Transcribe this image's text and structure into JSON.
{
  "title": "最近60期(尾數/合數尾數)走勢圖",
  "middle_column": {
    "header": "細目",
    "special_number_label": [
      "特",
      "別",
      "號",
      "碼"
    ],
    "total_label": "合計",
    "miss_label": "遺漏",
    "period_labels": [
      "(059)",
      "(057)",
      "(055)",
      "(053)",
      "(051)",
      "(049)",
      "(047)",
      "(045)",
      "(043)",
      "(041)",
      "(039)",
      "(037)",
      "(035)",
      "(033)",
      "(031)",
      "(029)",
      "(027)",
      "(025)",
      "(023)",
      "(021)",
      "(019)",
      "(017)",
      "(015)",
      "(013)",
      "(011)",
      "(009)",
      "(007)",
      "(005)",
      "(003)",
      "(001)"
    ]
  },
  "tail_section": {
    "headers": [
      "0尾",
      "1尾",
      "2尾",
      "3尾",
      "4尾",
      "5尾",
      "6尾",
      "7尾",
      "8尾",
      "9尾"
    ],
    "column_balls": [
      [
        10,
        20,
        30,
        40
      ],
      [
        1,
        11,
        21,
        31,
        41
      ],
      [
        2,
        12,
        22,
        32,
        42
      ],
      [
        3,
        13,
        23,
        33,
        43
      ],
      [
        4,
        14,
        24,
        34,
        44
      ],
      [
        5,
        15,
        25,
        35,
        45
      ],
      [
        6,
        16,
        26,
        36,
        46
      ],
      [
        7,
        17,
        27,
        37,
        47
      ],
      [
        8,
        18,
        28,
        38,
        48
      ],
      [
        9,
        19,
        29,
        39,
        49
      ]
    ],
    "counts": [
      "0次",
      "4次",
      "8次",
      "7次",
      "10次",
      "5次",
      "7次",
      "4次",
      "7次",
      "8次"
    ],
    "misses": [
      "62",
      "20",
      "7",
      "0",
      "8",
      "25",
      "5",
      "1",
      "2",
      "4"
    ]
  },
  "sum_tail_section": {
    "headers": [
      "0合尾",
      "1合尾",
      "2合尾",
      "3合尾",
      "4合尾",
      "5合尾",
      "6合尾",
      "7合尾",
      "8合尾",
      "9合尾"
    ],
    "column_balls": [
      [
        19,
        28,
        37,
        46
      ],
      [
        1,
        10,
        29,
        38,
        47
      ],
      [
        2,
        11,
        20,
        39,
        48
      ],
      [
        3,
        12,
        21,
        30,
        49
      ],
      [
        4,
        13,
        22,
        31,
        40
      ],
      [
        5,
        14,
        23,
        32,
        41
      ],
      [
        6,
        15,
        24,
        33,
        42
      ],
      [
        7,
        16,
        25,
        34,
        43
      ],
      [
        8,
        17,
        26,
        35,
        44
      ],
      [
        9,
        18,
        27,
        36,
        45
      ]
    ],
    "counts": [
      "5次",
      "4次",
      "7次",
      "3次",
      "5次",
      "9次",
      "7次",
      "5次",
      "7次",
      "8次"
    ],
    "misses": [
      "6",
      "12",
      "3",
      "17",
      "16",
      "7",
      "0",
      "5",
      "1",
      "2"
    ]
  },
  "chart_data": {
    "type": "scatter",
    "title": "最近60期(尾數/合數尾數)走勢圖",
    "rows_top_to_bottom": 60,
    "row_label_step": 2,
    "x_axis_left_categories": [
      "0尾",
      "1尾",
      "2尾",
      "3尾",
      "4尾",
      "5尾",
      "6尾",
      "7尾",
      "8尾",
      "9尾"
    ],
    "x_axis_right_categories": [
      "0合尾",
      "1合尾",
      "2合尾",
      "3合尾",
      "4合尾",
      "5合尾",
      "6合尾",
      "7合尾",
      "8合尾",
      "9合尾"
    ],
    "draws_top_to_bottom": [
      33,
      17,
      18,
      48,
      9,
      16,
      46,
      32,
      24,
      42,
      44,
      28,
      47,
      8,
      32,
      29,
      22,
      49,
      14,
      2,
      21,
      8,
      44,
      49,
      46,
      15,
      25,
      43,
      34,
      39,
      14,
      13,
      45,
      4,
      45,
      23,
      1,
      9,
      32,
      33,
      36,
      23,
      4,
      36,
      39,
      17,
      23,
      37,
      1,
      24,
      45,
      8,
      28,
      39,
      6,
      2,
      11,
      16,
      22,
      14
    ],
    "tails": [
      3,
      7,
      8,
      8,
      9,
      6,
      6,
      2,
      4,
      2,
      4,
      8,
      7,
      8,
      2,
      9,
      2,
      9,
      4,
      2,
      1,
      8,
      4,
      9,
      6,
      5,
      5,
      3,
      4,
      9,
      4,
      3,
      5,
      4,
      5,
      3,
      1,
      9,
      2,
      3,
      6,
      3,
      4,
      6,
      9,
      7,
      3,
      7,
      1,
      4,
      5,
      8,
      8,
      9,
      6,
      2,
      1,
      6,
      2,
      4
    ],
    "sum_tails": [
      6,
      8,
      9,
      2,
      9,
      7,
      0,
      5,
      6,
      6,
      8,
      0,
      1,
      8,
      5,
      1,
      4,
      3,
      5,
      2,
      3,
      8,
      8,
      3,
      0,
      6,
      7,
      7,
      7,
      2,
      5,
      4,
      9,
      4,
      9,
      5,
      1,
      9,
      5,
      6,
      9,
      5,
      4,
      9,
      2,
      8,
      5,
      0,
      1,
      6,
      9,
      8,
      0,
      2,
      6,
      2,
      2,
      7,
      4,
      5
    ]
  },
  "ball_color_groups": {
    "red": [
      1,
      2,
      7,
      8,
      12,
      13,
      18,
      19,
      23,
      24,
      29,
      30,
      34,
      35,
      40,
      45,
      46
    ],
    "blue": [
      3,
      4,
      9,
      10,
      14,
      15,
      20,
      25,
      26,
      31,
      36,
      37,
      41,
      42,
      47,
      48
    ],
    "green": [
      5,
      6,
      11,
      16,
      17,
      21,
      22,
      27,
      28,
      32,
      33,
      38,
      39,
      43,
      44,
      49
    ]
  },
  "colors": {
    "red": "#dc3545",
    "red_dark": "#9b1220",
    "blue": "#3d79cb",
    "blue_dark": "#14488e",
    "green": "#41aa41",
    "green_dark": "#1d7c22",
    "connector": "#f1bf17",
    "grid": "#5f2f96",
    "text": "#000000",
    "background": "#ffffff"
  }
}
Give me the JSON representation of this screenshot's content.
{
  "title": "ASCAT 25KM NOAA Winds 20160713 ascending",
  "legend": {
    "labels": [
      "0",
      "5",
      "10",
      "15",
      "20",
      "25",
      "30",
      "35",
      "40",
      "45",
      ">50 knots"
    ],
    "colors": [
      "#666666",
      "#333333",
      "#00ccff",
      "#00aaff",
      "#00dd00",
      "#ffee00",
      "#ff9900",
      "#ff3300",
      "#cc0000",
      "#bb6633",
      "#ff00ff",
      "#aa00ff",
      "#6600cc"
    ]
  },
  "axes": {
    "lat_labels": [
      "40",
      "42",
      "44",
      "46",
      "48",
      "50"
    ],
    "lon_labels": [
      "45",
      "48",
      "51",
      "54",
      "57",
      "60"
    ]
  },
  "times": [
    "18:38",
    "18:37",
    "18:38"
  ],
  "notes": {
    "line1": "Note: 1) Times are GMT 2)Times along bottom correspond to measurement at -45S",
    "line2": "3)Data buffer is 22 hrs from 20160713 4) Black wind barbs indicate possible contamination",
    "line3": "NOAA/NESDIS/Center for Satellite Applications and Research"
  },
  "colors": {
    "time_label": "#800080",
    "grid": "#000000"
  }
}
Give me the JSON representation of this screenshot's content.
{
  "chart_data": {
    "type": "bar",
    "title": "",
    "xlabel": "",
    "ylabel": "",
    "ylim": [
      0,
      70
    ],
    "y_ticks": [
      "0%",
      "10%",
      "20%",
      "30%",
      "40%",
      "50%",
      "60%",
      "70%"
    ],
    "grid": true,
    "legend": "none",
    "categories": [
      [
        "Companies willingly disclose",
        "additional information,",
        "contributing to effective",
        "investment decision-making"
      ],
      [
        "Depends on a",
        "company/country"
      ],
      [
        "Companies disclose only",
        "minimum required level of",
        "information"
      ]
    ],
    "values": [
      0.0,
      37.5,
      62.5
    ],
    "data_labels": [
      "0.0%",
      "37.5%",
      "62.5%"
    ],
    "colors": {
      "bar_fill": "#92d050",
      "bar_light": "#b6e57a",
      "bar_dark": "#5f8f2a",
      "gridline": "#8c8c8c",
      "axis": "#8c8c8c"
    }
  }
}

======

# STATED PROBLEM
Copy every line of the material in which the word "information" occurs.

# RESPONSE
        "additional information,",
        "information"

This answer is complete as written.